• _Raw records_
______

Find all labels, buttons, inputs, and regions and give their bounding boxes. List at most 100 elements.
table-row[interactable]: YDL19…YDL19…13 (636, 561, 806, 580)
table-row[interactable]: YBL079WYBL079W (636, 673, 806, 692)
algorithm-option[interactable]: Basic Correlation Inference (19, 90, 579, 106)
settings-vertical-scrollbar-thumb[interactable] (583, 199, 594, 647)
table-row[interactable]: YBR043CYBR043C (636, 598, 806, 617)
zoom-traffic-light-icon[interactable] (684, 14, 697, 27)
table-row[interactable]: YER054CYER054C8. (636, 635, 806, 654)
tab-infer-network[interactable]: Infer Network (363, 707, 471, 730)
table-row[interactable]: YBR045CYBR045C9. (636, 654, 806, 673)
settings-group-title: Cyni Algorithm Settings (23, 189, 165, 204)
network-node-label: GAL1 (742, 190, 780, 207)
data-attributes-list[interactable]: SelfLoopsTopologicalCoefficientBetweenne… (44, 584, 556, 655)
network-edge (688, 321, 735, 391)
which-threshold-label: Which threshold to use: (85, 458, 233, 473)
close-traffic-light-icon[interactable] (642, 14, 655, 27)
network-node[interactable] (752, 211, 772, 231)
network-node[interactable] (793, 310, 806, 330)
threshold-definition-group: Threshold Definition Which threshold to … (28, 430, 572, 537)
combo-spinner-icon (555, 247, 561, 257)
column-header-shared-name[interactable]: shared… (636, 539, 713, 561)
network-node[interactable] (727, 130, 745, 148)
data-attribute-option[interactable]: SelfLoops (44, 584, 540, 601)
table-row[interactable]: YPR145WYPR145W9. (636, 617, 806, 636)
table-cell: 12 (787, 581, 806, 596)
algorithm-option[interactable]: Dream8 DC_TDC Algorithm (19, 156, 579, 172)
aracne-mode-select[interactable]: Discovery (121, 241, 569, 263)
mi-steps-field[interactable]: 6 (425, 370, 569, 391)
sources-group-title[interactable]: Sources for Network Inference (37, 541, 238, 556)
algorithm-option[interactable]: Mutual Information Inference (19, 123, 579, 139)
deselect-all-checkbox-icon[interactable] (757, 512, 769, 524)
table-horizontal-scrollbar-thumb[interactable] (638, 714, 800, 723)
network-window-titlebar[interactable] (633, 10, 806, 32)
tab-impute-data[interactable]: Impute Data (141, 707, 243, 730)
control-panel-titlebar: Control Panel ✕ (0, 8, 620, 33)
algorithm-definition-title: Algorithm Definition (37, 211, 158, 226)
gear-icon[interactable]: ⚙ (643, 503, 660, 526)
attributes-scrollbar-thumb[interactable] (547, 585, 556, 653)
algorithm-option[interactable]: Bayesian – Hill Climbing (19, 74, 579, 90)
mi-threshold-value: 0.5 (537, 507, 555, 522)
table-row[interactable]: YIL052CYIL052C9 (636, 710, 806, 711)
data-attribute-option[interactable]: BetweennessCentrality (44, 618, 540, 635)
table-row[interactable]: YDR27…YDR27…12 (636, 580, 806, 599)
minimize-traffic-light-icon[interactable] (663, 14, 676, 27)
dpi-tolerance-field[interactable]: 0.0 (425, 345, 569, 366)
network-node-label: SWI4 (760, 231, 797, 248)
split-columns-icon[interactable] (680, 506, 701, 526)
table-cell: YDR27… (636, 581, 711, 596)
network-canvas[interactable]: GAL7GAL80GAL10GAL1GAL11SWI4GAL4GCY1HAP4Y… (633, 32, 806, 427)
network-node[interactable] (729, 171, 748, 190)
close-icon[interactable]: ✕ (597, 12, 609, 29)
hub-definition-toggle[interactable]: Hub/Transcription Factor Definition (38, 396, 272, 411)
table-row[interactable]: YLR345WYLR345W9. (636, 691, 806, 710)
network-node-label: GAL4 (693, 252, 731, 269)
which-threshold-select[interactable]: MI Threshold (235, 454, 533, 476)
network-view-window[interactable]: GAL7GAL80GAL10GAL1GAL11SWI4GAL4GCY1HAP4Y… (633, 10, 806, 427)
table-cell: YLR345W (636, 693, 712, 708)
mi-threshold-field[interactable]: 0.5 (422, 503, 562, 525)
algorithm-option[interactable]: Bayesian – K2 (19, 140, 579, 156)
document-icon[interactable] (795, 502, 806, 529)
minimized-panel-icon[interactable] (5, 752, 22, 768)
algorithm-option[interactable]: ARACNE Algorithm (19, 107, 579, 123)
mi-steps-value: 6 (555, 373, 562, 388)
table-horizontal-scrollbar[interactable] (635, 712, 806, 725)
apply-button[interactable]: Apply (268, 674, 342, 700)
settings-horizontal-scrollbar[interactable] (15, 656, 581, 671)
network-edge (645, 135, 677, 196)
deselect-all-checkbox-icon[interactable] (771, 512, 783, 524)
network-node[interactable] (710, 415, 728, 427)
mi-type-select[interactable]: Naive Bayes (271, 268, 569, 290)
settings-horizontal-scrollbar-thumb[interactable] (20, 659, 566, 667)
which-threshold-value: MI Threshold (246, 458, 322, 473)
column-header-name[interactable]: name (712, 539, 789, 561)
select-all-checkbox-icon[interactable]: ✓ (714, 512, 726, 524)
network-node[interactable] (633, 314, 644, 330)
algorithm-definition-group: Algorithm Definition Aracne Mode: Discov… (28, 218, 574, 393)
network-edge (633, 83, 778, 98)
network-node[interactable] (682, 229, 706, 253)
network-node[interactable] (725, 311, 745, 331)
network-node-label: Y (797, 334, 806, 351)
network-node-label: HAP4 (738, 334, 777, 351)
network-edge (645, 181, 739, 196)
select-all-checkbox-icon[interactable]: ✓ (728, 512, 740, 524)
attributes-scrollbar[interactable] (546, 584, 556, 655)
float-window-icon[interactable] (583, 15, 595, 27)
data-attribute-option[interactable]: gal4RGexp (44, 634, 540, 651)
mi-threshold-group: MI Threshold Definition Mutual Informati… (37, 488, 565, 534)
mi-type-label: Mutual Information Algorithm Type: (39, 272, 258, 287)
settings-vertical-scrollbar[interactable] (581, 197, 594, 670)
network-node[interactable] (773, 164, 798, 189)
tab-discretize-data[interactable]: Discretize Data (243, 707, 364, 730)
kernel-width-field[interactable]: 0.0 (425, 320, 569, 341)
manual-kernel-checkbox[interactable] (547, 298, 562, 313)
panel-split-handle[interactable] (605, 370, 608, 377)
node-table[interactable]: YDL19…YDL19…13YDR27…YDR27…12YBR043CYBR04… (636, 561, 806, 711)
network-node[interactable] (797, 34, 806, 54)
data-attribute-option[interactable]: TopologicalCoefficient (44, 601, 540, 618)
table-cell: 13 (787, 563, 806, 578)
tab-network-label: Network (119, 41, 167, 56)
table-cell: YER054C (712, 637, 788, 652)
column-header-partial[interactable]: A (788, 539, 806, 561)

______

• _GIVEN TASK_
Can you replace every "table-row" with "grid-row" in all the rows above and leave everything else as it is?

• _EXERCISE OUTPUT_
Find all labels, buttons, inputs, and regions and give their bounding boxes. List at most 100 elements.
grid-row[interactable]: YDL19…YDL19…13 (636, 561, 806, 580)
grid-row[interactable]: YBL079WYBL079W (636, 673, 806, 692)
algorithm-option[interactable]: Basic Correlation Inference (19, 90, 579, 106)
settings-vertical-scrollbar-thumb[interactable] (583, 199, 594, 647)
grid-row[interactable]: YBR043CYBR043C (636, 598, 806, 617)
zoom-traffic-light-icon[interactable] (684, 14, 697, 27)
grid-row[interactable]: YER054CYER054C8. (636, 635, 806, 654)
tab-infer-network[interactable]: Infer Network (363, 707, 471, 730)
grid-row[interactable]: YBR045CYBR045C9. (636, 654, 806, 673)
settings-group-title: Cyni Algorithm Settings (23, 189, 165, 204)
network-node-label: GAL1 (742, 190, 780, 207)
data-attributes-list[interactable]: SelfLoopsTopologicalCoefficientBetweenne… (44, 584, 556, 655)
network-edge (688, 321, 735, 391)
which-threshold-label: Which threshold to use: (85, 458, 233, 473)
close-traffic-light-icon[interactable] (642, 14, 655, 27)
network-node[interactable] (752, 211, 772, 231)
network-node[interactable] (793, 310, 806, 330)
threshold-definition-group: Threshold Definition Which threshold to … (28, 430, 572, 537)
combo-spinner-icon (555, 247, 561, 257)
column-header-shared-name[interactable]: shared… (636, 539, 713, 561)
network-node[interactable] (727, 130, 745, 148)
data-attribute-option[interactable]: SelfLoops (44, 584, 540, 601)
grid-row[interactable]: YPR145WYPR145W9. (636, 617, 806, 636)
table-cell: 12 (787, 581, 806, 596)
algorithm-option[interactable]: Dream8 DC_TDC Algorithm (19, 156, 579, 172)
aracne-mode-select[interactable]: Discovery (121, 241, 569, 263)
mi-steps-field[interactable]: 6 (425, 370, 569, 391)
sources-group-title[interactable]: Sources for Network Inference (37, 541, 238, 556)
algorithm-option[interactable]: Mutual Information Inference (19, 123, 579, 139)
deselect-all-checkbox-icon[interactable] (757, 512, 769, 524)
table-horizontal-scrollbar-thumb[interactable] (638, 714, 800, 723)
network-window-titlebar[interactable] (633, 10, 806, 32)
tab-impute-data[interactable]: Impute Data (141, 707, 243, 730)
control-panel-titlebar: Control Panel ✕ (0, 8, 620, 33)
algorithm-definition-title: Algorithm Definition (37, 211, 158, 226)
gear-icon[interactable]: ⚙ (643, 503, 660, 526)
attributes-scrollbar-thumb[interactable] (547, 585, 556, 653)
algorithm-option[interactable]: Bayesian – Hill Climbing (19, 74, 579, 90)
mi-threshold-value: 0.5 (537, 507, 555, 522)
grid-row[interactable]: YIL052CYIL052C9 (636, 710, 806, 711)
data-attribute-option[interactable]: BetweennessCentrality (44, 618, 540, 635)
grid-row[interactable]: YDR27…YDR27…12 (636, 580, 806, 599)
minimize-traffic-light-icon[interactable] (663, 14, 676, 27)
dpi-tolerance-field[interactable]: 0.0 (425, 345, 569, 366)
network-node-label: SWI4 (760, 231, 797, 248)
split-columns-icon[interactable] (680, 506, 701, 526)
table-cell: YDR27… (636, 581, 711, 596)
network-canvas[interactable]: GAL7GAL80GAL10GAL1GAL11SWI4GAL4GCY1HAP4Y… (633, 32, 806, 427)
network-node[interactable] (729, 171, 748, 190)
close-icon[interactable]: ✕ (597, 12, 609, 29)
hub-definition-toggle[interactable]: Hub/Transcription Factor Definition (38, 396, 272, 411)
grid-row[interactable]: YLR345WYLR345W9. (636, 691, 806, 710)
network-node-label: GAL4 (693, 252, 731, 269)
which-threshold-select[interactable]: MI Threshold (235, 454, 533, 476)
network-view-window[interactable]: GAL7GAL80GAL10GAL1GAL11SWI4GAL4GCY1HAP4Y… (633, 10, 806, 427)
table-cell: YLR345W (636, 693, 712, 708)
mi-threshold-field[interactable]: 0.5 (422, 503, 562, 525)
algorithm-option[interactable]: Bayesian – K2 (19, 140, 579, 156)
document-icon[interactable] (795, 502, 806, 529)
minimized-panel-icon[interactable] (5, 752, 22, 768)
algorithm-option[interactable]: ARACNE Algorithm (19, 107, 579, 123)
mi-steps-value: 6 (555, 373, 562, 388)
table-horizontal-scrollbar[interactable] (635, 712, 806, 725)
apply-button[interactable]: Apply (268, 674, 342, 700)
settings-horizontal-scrollbar[interactable] (15, 656, 581, 671)
network-edge (645, 135, 677, 196)
deselect-all-checkbox-icon[interactable] (771, 512, 783, 524)
network-node[interactable] (710, 415, 728, 427)
mi-type-select[interactable]: Naive Bayes (271, 268, 569, 290)
settings-horizontal-scrollbar-thumb[interactable] (20, 659, 566, 667)
which-threshold-value: MI Threshold (246, 458, 322, 473)
column-header-name[interactable]: name (712, 539, 789, 561)
select-all-checkbox-icon[interactable]: ✓ (714, 512, 726, 524)
network-node[interactable] (633, 314, 644, 330)
algorithm-definition-group: Algorithm Definition Aracne Mode: Discov… (28, 218, 574, 393)
network-edge (633, 83, 778, 98)
network-node[interactable] (682, 229, 706, 253)
network-node[interactable] (725, 311, 745, 331)
network-node-label: Y (797, 334, 806, 351)
network-node-label: HAP4 (738, 334, 777, 351)
network-edge (645, 181, 739, 196)
select-all-checkbox-icon[interactable]: ✓ (728, 512, 740, 524)
attributes-scrollbar[interactable] (546, 584, 556, 655)
float-window-icon[interactable] (583, 15, 595, 27)
data-attribute-option[interactable]: gal4RGexp (44, 634, 540, 651)
mi-threshold-group: MI Threshold Definition Mutual Informati… (37, 488, 565, 534)
mi-type-label: Mutual Information Algorithm Type: (39, 272, 258, 287)
settings-vertical-scrollbar[interactable] (581, 197, 594, 670)
network-node[interactable] (773, 164, 798, 189)
tab-discretize-data[interactable]: Discretize Data (243, 707, 364, 730)
kernel-width-field[interactable]: 0.0 (425, 320, 569, 341)
manual-kernel-checkbox[interactable] (547, 298, 562, 313)
panel-split-handle[interactable] (605, 370, 608, 377)
node-table[interactable]: YDL19…YDL19…13YDR27…YDR27…12YBR043CYBR04… (636, 561, 806, 711)
network-node[interactable] (797, 34, 806, 54)
data-attribute-option[interactable]: TopologicalCoefficient (44, 601, 540, 618)
table-cell: 13 (787, 563, 806, 578)
tab-network-label: Network (119, 41, 167, 56)
table-cell: YER054C (712, 637, 788, 652)
column-header-partial[interactable]: A (788, 539, 806, 561)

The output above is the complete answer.